◆ YOUR TASK ◆
Your task is to copy the listing exactly, with the pictures left out.
--- start SUPPLIED DATA ---
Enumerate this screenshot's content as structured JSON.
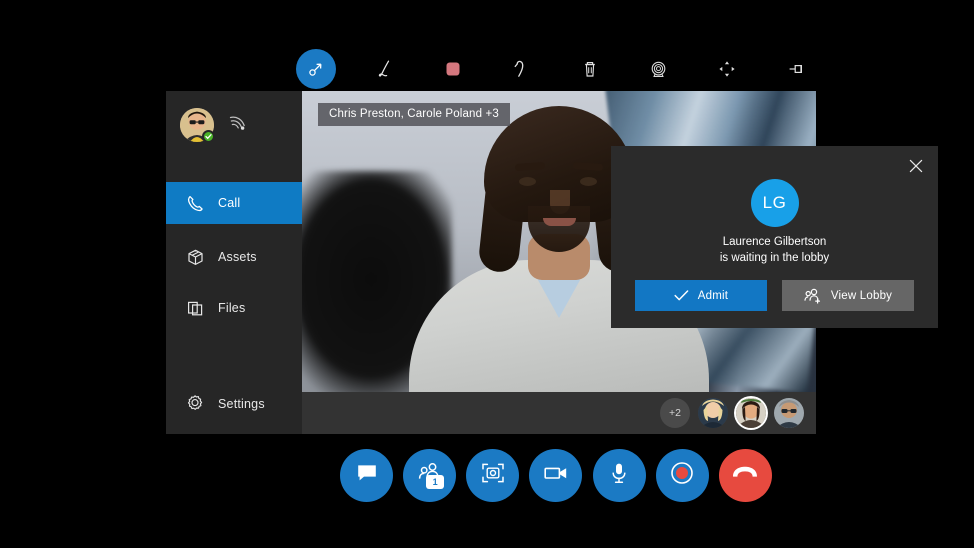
{
  "theme": {
    "background": "#000000",
    "accent_blue": "#0f7bc4",
    "control_blue": "#1b7ac4",
    "danger_red": "#e74a3f",
    "panel_dark": "#2b2b2b",
    "sidebar_dark": "#262626",
    "filmstrip_gray": "#333333",
    "lobby_avatar_blue": "#18a0e8",
    "presence_green": "#4ab328",
    "ink_swatch_red": "#d4777e"
  },
  "annotation_toolbar": {
    "tools": [
      {
        "name": "laser-pointer",
        "label": "Laser Pointer",
        "active": true
      },
      {
        "name": "pen",
        "label": "Pen",
        "active": false
      },
      {
        "name": "color-swatch",
        "label": "Color",
        "active": false,
        "color": "#d4777e"
      },
      {
        "name": "undo",
        "label": "Undo",
        "active": false
      },
      {
        "name": "delete",
        "label": "Delete",
        "active": false
      },
      {
        "name": "stamp",
        "label": "Stamp",
        "active": false
      },
      {
        "name": "move",
        "label": "Move",
        "active": false
      },
      {
        "name": "pin",
        "label": "Pin",
        "active": false
      }
    ]
  },
  "sidebar": {
    "profile": {
      "avatar_alt": "My avatar",
      "presence": "Available",
      "signal_icon": "signal-icon"
    },
    "items": [
      {
        "id": "call",
        "label": "Call",
        "icon": "phone-icon",
        "selected": true
      },
      {
        "id": "assets",
        "label": "Assets",
        "icon": "cube-icon",
        "selected": false
      },
      {
        "id": "files",
        "label": "Files",
        "icon": "files-icon",
        "selected": false
      },
      {
        "id": "settings",
        "label": "Settings",
        "icon": "gear-icon",
        "selected": false
      }
    ]
  },
  "stage": {
    "name_tag": "Chris Preston, Carole Poland +3",
    "filmstrip": {
      "overflow_count": "+2",
      "participants": [
        {
          "id": "p1",
          "speaking": false
        },
        {
          "id": "p2",
          "speaking": true
        },
        {
          "id": "p3",
          "speaking": false
        }
      ]
    }
  },
  "lobby_card": {
    "close_label": "Close",
    "avatar_initials": "LG",
    "person_name": "Laurence Gilbertson",
    "status_line": "is waiting in the lobby",
    "admit_label": "Admit",
    "view_lobby_label": "View Lobby"
  },
  "call_controls": [
    {
      "id": "chat",
      "name": "chat-button",
      "label": "Chat",
      "style": "blue"
    },
    {
      "id": "add-people",
      "name": "add-people-button",
      "label": "Add people",
      "style": "blue",
      "badge": "1"
    },
    {
      "id": "capture",
      "name": "capture-button",
      "label": "Capture",
      "style": "blue"
    },
    {
      "id": "video",
      "name": "video-button",
      "label": "Video",
      "style": "blue"
    },
    {
      "id": "mic",
      "name": "microphone-button",
      "label": "Microphone",
      "style": "blue"
    },
    {
      "id": "record",
      "name": "record-button",
      "label": "Record",
      "style": "blue"
    },
    {
      "id": "end-call",
      "name": "end-call-button",
      "label": "End call",
      "style": "red"
    }
  ]
}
--- end SUPPLIED DATA ---
◆ SOLUTION FOR THIS TASK ◆
Enumerate this screenshot's content as structured JSON.
{
  "theme": {
    "background": "#000000",
    "accent_blue": "#0f7bc4",
    "control_blue": "#1b7ac4",
    "danger_red": "#e74a3f",
    "panel_dark": "#2b2b2b",
    "sidebar_dark": "#262626",
    "filmstrip_gray": "#333333",
    "lobby_avatar_blue": "#18a0e8",
    "presence_green": "#4ab328",
    "ink_swatch_red": "#d4777e"
  },
  "annotation_toolbar": {
    "tools": [
      {
        "name": "laser-pointer",
        "label": "Laser Pointer",
        "active": true
      },
      {
        "name": "pen",
        "label": "Pen",
        "active": false
      },
      {
        "name": "color-swatch",
        "label": "Color",
        "active": false,
        "color": "#d4777e"
      },
      {
        "name": "undo",
        "label": "Undo",
        "active": false
      },
      {
        "name": "delete",
        "label": "Delete",
        "active": false
      },
      {
        "name": "stamp",
        "label": "Stamp",
        "active": false
      },
      {
        "name": "move",
        "label": "Move",
        "active": false
      },
      {
        "name": "pin",
        "label": "Pin",
        "active": false
      }
    ]
  },
  "sidebar": {
    "profile": {
      "avatar_alt": "My avatar",
      "presence": "Available",
      "signal_icon": "signal-icon"
    },
    "items": [
      {
        "id": "call",
        "label": "Call",
        "icon": "phone-icon",
        "selected": true
      },
      {
        "id": "assets",
        "label": "Assets",
        "icon": "cube-icon",
        "selected": false
      },
      {
        "id": "files",
        "label": "Files",
        "icon": "files-icon",
        "selected": false
      },
      {
        "id": "settings",
        "label": "Settings",
        "icon": "gear-icon",
        "selected": false
      }
    ]
  },
  "stage": {
    "name_tag": "Chris Preston, Carole Poland +3",
    "filmstrip": {
      "overflow_count": "+2",
      "participants": [
        {
          "id": "p1",
          "speaking": false
        },
        {
          "id": "p2",
          "speaking": true
        },
        {
          "id": "p3",
          "speaking": false
        }
      ]
    }
  },
  "lobby_card": {
    "close_label": "Close",
    "avatar_initials": "LG",
    "person_name": "Laurence Gilbertson",
    "status_line": "is waiting in the lobby",
    "admit_label": "Admit",
    "view_lobby_label": "View Lobby"
  },
  "call_controls": [
    {
      "id": "chat",
      "name": "chat-button",
      "label": "Chat",
      "style": "blue"
    },
    {
      "id": "add-people",
      "name": "add-people-button",
      "label": "Add people",
      "style": "blue",
      "badge": "1"
    },
    {
      "id": "capture",
      "name": "capture-button",
      "label": "Capture",
      "style": "blue"
    },
    {
      "id": "video",
      "name": "video-button",
      "label": "Video",
      "style": "blue"
    },
    {
      "id": "mic",
      "name": "microphone-button",
      "label": "Microphone",
      "style": "blue"
    },
    {
      "id": "record",
      "name": "record-button",
      "label": "Record",
      "style": "blue"
    },
    {
      "id": "end-call",
      "name": "end-call-button",
      "label": "End call",
      "style": "red"
    }
  ]
}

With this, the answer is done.